-- Collected data --
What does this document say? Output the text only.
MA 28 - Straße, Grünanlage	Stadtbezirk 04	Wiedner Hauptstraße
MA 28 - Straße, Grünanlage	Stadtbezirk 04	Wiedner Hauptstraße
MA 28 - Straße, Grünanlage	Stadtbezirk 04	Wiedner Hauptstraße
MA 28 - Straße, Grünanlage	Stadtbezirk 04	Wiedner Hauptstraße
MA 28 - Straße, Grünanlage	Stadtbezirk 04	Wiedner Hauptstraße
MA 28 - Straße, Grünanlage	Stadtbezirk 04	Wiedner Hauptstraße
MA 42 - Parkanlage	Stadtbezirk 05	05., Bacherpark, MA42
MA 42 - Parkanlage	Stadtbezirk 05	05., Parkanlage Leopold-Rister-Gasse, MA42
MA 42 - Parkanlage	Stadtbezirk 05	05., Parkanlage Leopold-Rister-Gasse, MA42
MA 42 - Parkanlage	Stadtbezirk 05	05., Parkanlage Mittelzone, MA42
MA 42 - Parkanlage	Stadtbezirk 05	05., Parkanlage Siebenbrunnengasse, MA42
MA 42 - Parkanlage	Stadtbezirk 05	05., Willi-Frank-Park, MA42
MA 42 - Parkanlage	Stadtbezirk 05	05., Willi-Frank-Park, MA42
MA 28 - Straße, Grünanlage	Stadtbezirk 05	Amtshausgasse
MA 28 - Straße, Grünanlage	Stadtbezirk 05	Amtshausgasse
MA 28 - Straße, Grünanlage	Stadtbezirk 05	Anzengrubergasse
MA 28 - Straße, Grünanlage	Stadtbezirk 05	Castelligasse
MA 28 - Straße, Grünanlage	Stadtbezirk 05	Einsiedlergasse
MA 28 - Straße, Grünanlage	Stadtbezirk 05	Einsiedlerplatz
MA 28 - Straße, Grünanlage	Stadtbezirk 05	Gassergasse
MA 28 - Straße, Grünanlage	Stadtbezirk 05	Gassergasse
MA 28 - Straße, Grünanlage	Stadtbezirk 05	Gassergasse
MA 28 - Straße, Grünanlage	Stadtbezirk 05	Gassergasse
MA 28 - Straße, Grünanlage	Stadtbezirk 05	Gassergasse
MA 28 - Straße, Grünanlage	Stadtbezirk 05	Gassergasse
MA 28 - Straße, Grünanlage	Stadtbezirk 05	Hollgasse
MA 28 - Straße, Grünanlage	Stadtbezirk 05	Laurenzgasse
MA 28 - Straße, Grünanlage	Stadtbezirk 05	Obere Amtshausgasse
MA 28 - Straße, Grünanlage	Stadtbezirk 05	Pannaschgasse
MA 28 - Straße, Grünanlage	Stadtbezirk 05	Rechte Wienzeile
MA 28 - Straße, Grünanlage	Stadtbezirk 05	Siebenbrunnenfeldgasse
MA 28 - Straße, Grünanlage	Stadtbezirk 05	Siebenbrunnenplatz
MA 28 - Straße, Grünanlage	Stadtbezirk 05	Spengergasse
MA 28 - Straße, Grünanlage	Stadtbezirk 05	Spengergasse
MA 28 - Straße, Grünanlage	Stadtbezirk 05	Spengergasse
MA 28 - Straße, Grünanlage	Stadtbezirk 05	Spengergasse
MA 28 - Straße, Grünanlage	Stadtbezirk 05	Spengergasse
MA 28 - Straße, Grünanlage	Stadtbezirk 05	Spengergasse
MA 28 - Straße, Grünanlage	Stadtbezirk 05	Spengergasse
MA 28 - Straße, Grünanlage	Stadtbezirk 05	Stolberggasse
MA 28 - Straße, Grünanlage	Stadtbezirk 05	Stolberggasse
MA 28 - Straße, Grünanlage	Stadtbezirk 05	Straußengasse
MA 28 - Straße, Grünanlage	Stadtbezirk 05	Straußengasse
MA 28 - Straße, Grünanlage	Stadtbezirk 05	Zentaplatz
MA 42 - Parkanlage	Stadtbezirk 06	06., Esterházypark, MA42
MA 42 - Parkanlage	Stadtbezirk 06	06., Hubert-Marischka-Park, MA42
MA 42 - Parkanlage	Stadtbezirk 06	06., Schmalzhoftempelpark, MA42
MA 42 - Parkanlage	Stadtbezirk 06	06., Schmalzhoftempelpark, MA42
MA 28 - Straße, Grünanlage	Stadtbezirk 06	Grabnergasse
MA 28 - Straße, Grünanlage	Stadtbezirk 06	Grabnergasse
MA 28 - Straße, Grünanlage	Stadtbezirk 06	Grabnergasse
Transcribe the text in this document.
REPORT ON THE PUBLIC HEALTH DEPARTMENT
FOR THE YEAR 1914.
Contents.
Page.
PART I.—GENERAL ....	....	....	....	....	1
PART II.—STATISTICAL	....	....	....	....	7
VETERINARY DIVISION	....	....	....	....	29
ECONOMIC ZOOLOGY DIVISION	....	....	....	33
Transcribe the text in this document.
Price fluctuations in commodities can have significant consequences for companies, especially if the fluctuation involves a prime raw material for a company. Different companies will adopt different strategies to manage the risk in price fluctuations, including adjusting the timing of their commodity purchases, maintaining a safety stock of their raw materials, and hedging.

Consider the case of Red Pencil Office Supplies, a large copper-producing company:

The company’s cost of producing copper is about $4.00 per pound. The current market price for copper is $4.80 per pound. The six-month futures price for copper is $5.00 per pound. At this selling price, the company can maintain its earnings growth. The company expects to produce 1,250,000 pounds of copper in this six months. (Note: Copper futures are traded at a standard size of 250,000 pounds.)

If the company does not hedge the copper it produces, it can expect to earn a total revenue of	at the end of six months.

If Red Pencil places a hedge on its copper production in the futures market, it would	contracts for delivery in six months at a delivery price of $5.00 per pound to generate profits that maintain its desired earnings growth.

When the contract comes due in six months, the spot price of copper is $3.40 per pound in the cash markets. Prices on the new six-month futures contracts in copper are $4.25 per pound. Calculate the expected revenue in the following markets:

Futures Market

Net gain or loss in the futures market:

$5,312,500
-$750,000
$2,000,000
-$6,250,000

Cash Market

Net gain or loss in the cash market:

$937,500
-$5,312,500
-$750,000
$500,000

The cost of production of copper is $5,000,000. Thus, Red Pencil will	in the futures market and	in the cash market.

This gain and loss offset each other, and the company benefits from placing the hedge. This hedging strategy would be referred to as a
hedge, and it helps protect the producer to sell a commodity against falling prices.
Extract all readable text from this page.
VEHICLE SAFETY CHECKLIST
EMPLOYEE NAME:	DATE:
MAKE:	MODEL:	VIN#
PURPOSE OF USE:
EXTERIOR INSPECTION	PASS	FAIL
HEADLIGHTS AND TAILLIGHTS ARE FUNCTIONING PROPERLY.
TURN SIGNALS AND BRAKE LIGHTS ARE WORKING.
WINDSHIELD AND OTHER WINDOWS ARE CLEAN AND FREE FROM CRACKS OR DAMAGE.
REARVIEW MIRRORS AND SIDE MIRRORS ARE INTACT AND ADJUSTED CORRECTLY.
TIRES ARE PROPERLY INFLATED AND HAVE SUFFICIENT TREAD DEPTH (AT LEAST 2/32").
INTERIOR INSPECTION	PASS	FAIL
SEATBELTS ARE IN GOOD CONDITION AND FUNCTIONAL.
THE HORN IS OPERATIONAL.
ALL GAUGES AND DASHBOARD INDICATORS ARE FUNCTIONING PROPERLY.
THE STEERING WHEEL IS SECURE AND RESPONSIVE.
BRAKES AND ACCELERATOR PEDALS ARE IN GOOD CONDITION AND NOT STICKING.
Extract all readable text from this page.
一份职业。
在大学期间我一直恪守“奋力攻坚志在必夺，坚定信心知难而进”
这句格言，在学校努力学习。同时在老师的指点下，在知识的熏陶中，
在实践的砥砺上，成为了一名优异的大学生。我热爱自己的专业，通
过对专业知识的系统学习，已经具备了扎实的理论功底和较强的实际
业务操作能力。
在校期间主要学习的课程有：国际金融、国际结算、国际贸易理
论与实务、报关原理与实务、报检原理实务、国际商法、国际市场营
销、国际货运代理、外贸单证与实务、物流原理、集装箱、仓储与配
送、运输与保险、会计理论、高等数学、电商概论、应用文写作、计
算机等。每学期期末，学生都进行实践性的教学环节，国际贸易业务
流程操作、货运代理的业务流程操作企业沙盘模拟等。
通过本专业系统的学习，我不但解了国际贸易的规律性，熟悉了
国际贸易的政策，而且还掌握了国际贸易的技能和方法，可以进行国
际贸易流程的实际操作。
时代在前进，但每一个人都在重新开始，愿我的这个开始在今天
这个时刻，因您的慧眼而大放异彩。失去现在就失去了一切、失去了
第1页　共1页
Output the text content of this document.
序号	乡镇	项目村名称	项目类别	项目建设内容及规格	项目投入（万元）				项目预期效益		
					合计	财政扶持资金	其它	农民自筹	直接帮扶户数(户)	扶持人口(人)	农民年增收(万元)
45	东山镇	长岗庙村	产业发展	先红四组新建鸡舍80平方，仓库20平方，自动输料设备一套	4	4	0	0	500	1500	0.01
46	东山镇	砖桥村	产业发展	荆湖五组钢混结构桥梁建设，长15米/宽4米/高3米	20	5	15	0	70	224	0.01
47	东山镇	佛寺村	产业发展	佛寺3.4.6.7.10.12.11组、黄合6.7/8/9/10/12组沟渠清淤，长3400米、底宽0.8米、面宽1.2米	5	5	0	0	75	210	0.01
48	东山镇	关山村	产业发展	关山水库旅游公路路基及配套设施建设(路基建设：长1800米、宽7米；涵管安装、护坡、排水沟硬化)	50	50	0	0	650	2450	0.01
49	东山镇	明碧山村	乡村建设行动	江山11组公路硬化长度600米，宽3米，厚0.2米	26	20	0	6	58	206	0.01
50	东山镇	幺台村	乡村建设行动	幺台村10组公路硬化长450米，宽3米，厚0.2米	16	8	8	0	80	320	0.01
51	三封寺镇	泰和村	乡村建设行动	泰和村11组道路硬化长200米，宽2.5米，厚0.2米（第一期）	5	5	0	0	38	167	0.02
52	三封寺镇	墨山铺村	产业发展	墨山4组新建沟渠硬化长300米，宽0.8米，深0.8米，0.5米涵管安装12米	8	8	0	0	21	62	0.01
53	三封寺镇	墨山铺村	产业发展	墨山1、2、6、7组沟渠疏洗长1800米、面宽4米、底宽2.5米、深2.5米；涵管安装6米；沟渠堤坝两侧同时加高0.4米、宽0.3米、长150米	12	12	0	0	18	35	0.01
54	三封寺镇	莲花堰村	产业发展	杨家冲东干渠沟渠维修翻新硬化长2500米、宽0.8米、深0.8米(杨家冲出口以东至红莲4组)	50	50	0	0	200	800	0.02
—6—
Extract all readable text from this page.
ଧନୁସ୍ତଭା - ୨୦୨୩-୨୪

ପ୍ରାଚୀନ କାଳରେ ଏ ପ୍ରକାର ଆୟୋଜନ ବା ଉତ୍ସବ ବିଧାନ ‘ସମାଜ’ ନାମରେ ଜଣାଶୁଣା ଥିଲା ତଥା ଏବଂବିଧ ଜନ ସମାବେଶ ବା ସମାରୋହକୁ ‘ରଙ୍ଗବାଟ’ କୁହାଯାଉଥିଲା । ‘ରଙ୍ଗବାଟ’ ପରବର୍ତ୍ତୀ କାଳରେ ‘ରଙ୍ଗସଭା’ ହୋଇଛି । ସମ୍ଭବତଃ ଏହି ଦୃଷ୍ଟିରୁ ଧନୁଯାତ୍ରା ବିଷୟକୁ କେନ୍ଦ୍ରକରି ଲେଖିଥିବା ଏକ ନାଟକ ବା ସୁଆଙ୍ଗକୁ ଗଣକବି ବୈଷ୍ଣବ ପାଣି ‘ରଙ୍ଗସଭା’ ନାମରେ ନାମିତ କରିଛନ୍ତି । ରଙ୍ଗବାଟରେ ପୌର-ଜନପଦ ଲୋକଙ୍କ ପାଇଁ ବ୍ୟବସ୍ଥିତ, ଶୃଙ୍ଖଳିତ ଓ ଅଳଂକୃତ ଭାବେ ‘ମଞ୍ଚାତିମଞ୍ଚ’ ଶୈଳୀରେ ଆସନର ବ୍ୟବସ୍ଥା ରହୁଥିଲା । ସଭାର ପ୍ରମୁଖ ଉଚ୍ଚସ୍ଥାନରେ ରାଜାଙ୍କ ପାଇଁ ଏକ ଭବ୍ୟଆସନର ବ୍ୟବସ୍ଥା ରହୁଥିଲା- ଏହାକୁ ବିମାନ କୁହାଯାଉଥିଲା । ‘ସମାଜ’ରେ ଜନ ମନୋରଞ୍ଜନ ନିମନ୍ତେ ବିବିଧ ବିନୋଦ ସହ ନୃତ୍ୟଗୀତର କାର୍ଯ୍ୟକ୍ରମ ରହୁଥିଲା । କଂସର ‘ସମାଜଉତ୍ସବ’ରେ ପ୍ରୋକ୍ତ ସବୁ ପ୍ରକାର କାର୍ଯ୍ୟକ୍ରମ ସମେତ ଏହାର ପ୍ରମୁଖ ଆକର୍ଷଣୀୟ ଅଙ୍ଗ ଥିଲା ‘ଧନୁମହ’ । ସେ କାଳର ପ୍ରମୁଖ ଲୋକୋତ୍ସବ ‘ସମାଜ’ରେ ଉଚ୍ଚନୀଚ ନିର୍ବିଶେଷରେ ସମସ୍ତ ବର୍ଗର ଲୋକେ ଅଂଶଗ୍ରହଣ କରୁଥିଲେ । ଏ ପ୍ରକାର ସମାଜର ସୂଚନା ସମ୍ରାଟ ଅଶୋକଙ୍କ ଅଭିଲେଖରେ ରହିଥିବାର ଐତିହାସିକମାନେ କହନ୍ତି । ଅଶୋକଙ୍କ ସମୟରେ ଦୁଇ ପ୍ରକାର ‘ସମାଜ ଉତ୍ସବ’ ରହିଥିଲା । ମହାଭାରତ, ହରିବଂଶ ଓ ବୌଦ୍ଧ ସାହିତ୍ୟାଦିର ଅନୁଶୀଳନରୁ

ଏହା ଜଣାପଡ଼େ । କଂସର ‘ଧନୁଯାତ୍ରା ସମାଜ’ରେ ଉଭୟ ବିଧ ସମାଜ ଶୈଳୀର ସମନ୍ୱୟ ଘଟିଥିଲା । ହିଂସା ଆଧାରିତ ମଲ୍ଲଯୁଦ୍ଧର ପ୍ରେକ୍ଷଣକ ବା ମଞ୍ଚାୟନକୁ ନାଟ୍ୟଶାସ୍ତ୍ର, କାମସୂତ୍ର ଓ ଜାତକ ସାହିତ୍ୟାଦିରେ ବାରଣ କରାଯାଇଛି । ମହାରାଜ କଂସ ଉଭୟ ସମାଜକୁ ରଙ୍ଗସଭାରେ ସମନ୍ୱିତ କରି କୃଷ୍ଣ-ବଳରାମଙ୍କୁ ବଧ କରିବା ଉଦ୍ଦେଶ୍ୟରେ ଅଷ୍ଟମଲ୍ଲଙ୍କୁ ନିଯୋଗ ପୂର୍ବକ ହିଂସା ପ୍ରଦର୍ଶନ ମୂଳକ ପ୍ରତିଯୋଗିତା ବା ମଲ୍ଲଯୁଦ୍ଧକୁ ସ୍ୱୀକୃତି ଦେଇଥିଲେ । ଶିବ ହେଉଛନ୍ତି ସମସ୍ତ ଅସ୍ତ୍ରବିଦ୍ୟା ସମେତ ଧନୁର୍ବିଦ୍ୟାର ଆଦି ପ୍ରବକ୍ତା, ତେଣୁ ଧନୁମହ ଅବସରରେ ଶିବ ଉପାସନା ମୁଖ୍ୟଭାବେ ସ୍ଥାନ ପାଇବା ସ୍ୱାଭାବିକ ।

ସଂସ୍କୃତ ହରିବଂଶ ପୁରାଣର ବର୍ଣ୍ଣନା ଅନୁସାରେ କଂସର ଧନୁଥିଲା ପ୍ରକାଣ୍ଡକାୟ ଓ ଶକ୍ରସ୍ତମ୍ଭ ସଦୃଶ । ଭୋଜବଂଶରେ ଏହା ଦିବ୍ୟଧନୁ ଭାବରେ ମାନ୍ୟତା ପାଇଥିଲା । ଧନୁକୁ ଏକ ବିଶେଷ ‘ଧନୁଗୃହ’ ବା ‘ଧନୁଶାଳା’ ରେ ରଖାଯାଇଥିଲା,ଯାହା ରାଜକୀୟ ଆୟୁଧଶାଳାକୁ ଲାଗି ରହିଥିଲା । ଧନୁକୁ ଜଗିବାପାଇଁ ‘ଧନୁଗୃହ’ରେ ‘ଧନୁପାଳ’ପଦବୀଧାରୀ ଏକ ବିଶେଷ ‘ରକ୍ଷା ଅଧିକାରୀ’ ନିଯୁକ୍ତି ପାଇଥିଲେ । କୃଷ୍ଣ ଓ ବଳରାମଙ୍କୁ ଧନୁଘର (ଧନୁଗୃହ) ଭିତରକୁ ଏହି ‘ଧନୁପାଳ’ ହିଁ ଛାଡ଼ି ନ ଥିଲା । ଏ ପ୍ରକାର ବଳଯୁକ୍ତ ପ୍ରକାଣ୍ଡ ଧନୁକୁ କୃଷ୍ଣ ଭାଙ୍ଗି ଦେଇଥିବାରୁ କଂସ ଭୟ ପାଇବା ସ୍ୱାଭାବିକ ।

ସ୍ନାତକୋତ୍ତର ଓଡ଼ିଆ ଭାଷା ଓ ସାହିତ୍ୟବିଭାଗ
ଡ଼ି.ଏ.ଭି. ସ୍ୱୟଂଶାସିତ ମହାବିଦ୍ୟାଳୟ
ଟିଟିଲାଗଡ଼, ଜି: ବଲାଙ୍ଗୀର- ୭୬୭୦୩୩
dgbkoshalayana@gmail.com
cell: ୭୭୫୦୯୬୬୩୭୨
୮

-- Your objective --
Scan the listing above. Gather each line that contains the word "FUNCTIONING".

-- Written response --
HEADLIGHTS AND TAILLIGHTS ARE FUNCTIONING PROPERLY.
ALL GAUGES AND DASHBOARD INDICATORS ARE FUNCTIONING PROPERLY.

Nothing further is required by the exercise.